▶ EXERCISE INSTRUCTIONS:
Copy out each line that mentions the word "указывается".

▶ RECORDS FOR THIS TASK:
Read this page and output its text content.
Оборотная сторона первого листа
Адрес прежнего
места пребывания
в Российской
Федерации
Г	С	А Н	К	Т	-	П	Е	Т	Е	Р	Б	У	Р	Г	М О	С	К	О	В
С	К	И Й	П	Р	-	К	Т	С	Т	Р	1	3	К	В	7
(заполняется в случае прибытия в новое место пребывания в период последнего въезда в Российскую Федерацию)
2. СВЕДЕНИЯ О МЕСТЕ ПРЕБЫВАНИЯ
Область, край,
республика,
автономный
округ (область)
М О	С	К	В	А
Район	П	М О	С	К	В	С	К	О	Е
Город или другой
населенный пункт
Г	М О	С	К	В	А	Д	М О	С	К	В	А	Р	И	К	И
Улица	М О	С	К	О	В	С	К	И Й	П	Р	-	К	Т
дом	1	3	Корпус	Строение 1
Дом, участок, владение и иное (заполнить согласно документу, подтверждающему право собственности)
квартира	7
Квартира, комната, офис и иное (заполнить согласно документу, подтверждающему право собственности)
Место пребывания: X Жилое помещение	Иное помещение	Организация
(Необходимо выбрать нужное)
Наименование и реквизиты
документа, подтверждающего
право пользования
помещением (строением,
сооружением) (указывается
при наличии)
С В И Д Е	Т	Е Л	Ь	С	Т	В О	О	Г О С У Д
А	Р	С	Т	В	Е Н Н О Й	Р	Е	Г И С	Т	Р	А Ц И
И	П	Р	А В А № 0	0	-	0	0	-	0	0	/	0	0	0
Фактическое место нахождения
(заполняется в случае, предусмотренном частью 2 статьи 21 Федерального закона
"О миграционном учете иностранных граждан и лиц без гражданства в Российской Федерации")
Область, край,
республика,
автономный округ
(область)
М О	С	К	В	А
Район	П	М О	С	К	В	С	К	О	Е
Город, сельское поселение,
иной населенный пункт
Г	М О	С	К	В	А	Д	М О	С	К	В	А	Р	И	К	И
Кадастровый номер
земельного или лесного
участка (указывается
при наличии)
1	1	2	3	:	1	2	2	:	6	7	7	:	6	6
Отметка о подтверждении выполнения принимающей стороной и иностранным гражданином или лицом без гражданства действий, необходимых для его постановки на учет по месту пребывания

▶ ANSWER TO THIS PROBLEM:
сооружением) (указывается
участка (указывается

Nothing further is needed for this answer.